[Collection entries]
══════

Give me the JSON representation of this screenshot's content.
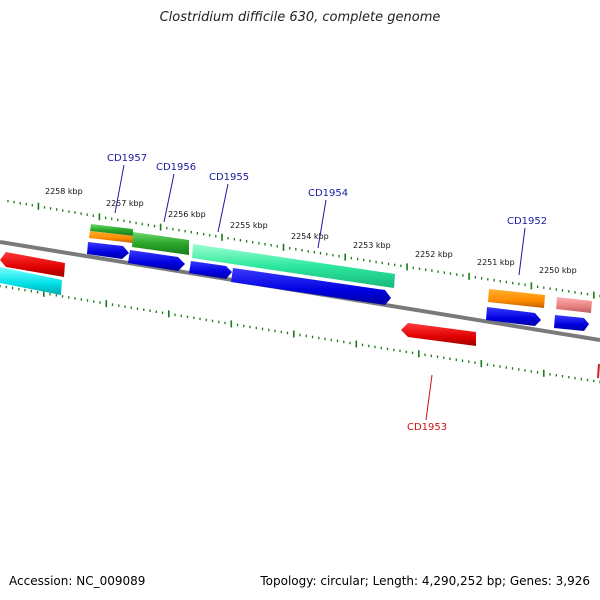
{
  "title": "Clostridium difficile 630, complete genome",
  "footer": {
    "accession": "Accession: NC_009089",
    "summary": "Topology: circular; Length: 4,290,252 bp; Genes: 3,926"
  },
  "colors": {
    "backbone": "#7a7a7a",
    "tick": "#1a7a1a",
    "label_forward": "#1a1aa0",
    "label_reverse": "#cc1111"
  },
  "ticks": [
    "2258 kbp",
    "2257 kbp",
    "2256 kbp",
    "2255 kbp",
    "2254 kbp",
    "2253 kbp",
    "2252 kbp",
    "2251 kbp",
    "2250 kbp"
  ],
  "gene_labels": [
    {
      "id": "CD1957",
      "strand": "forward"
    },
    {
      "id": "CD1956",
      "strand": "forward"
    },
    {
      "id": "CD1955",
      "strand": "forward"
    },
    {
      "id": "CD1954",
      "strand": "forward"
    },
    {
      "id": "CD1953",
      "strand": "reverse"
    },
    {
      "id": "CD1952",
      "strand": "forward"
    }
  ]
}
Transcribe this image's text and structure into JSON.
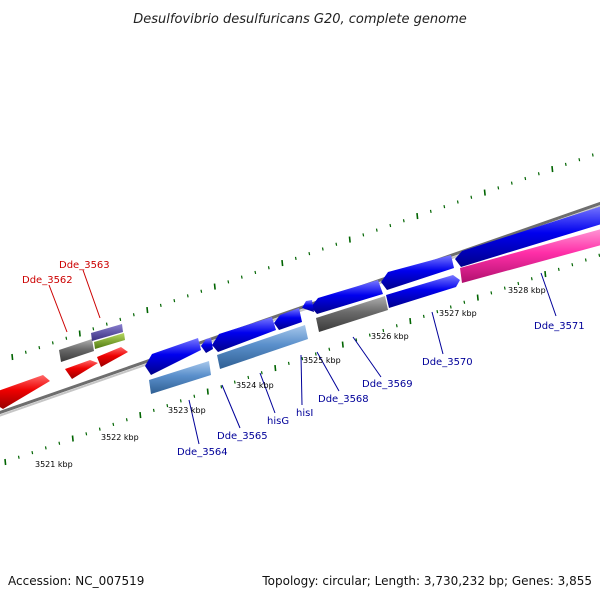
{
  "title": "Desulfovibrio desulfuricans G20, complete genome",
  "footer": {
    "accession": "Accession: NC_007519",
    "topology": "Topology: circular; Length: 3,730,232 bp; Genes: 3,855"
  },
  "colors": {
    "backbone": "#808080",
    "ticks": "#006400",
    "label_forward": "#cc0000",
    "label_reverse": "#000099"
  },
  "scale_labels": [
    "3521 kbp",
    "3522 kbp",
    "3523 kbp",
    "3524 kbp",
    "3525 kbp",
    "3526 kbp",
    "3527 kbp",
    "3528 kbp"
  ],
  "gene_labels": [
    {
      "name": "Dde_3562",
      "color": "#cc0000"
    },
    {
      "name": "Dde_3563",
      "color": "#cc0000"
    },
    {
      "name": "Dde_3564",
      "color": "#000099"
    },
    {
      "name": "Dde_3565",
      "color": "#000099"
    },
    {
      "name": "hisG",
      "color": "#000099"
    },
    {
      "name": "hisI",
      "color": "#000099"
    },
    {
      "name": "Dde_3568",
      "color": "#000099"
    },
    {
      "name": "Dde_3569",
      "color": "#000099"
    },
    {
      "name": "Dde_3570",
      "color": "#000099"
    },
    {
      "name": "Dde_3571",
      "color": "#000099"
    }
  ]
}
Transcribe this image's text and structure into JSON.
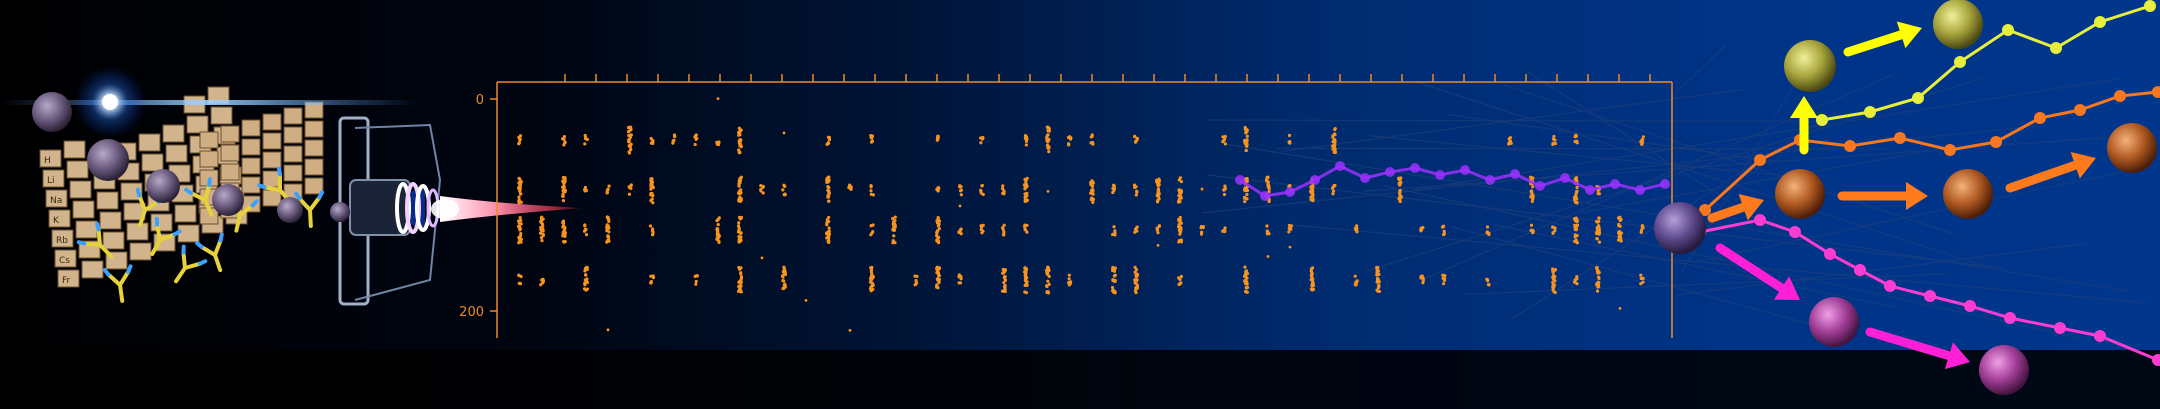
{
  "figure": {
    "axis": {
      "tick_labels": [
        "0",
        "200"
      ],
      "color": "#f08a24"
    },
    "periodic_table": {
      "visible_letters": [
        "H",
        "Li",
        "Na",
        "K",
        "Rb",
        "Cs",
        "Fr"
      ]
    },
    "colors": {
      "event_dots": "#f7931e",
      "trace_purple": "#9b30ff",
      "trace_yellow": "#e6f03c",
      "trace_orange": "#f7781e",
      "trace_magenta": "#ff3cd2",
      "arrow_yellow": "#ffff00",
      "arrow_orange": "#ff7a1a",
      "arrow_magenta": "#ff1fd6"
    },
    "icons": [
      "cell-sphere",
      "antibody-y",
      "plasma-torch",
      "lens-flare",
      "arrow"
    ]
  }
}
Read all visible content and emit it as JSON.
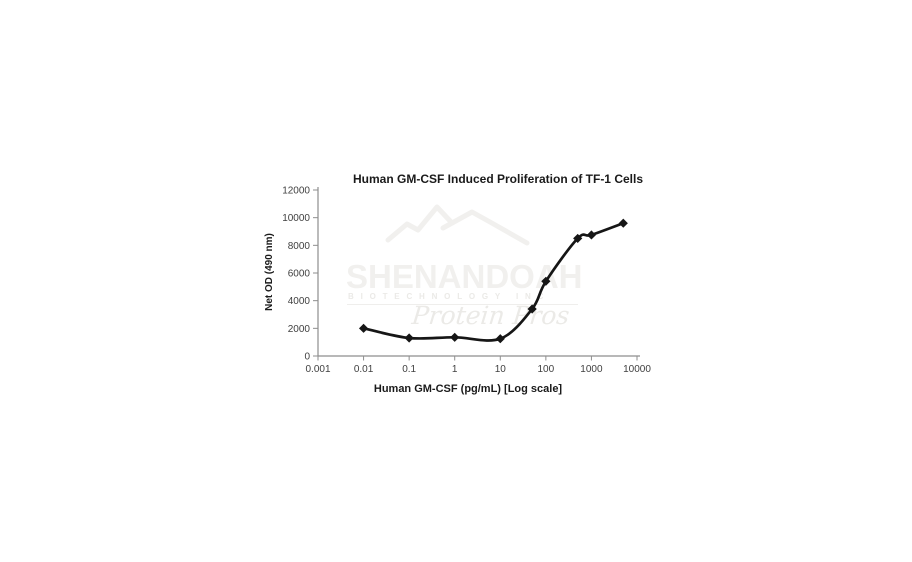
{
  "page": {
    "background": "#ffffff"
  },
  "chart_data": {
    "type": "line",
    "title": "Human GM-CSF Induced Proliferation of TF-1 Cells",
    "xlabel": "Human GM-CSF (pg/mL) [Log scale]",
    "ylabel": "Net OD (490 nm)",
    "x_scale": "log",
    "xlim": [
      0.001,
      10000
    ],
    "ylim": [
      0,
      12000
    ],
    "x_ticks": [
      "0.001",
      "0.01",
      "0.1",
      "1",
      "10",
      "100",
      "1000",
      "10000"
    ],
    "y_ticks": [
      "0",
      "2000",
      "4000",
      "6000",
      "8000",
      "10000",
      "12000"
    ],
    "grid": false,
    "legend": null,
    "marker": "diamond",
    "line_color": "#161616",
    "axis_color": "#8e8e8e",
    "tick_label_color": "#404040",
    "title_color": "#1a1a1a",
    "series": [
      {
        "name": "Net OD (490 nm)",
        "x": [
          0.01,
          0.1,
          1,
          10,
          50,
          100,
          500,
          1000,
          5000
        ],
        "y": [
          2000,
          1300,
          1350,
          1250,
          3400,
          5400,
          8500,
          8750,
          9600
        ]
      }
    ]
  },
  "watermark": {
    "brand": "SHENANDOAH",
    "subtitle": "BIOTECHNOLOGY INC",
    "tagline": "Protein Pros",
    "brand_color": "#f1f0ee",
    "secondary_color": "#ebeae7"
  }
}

══════

* **What is being asked**
Your answer must be the entries written out word for word, without their pictures.

* **Task response**
Give me the JSON representation of this screenshot's content.
{
  "title": "Clostridium difficile 630, complete genome",
  "footer": {
    "accession": "Accession: NC_009089",
    "summary": "Topology: circular; Length: 4,290,252 bp; Genes: 3,926"
  },
  "colors": {
    "backbone": "#7a7a7a",
    "tick": "#1a7a1a",
    "label_forward": "#1a1aa0",
    "label_reverse": "#cc1111"
  },
  "ticks": [
    "2258 kbp",
    "2257 kbp",
    "2256 kbp",
    "2255 kbp",
    "2254 kbp",
    "2253 kbp",
    "2252 kbp",
    "2251 kbp",
    "2250 kbp"
  ],
  "gene_labels": [
    {
      "id": "CD1957",
      "strand": "forward"
    },
    {
      "id": "CD1956",
      "strand": "forward"
    },
    {
      "id": "CD1955",
      "strand": "forward"
    },
    {
      "id": "CD1954",
      "strand": "forward"
    },
    {
      "id": "CD1953",
      "strand": "reverse"
    },
    {
      "id": "CD1952",
      "strand": "forward"
    }
  ]
}
Transcribe this image's text and structure into JSON.
{
  "title": "Desulfovibrio desulfuricans G20, complete genome",
  "footer": {
    "accession": "Accession: NC_007519",
    "topology": "Topology: circular; Length: 3,730,232 bp; Genes: 3,855"
  },
  "colors": {
    "backbone": "#808080",
    "ticks": "#006400",
    "label_forward": "#cc0000",
    "label_reverse": "#000099"
  },
  "scale_labels": [
    "3521 kbp",
    "3522 kbp",
    "3523 kbp",
    "3524 kbp",
    "3525 kbp",
    "3526 kbp",
    "3527 kbp",
    "3528 kbp"
  ],
  "gene_labels": [
    {
      "name": "Dde_3562",
      "color": "#cc0000"
    },
    {
      "name": "Dde_3563",
      "color": "#cc0000"
    },
    {
      "name": "Dde_3564",
      "color": "#000099"
    },
    {
      "name": "Dde_3565",
      "color": "#000099"
    },
    {
      "name": "hisG",
      "color": "#000099"
    },
    {
      "name": "hisI",
      "color": "#000099"
    },
    {
      "name": "Dde_3568",
      "color": "#000099"
    },
    {
      "name": "Dde_3569",
      "color": "#000099"
    },
    {
      "name": "Dde_3570",
      "color": "#000099"
    },
    {
      "name": "Dde_3571",
      "color": "#000099"
    }
  ]
}
Transcribe this image's text and structure into JSON.
{
  "figure": {
    "axis": {
      "tick_labels": [
        "0",
        "200"
      ],
      "color": "#f08a24"
    },
    "periodic_table": {
      "visible_letters": [
        "H",
        "Li",
        "Na",
        "K",
        "Rb",
        "Cs",
        "Fr"
      ]
    },
    "colors": {
      "event_dots": "#f7931e",
      "trace_purple": "#9b30ff",
      "trace_yellow": "#e6f03c",
      "trace_orange": "#f7781e",
      "trace_magenta": "#ff3cd2",
      "arrow_yellow": "#ffff00",
      "arrow_orange": "#ff7a1a",
      "arrow_magenta": "#ff1fd6"
    },
    "icons": [
      "cell-sphere",
      "antibody-y",
      "plasma-torch",
      "lens-flare",
      "arrow"
    ]
  }
}
Read all visible content and emit it as JSON.
{
  "page": {
    "background": "#ffffff"
  },
  "chart_data": {
    "type": "line",
    "title": "Human GM-CSF Induced Proliferation of TF-1 Cells",
    "xlabel": "Human GM-CSF (pg/mL) [Log scale]",
    "ylabel": "Net OD (490 nm)",
    "x_scale": "log",
    "xlim": [
      0.001,
      10000
    ],
    "ylim": [
      0,
      12000
    ],
    "x_ticks": [
      "0.001",
      "0.01",
      "0.1",
      "1",
      "10",
      "100",
      "1000",
      "10000"
    ],
    "y_ticks": [
      "0",
      "2000",
      "4000",
      "6000",
      "8000",
      "10000",
      "12000"
    ],
    "grid": false,
    "legend": null,
    "marker": "diamond",
    "line_color": "#161616",
    "axis_color": "#8e8e8e",
    "tick_label_color": "#404040",
    "title_color": "#1a1a1a",
    "series": [
      {
        "name": "Net OD (490 nm)",
        "x": [
          0.01,
          0.1,
          1,
          10,
          50,
          100,
          500,
          1000,
          5000
        ],
        "y": [
          2000,
          1300,
          1350,
          1250,
          3400,
          5400,
          8500,
          8750,
          9600
        ]
      }
    ]
  },
  "watermark": {
    "brand": "SHENANDOAH",
    "subtitle": "BIOTECHNOLOGY INC",
    "tagline": "Protein Pros",
    "brand_color": "#f1f0ee",
    "secondary_color": "#ebeae7"
  }
}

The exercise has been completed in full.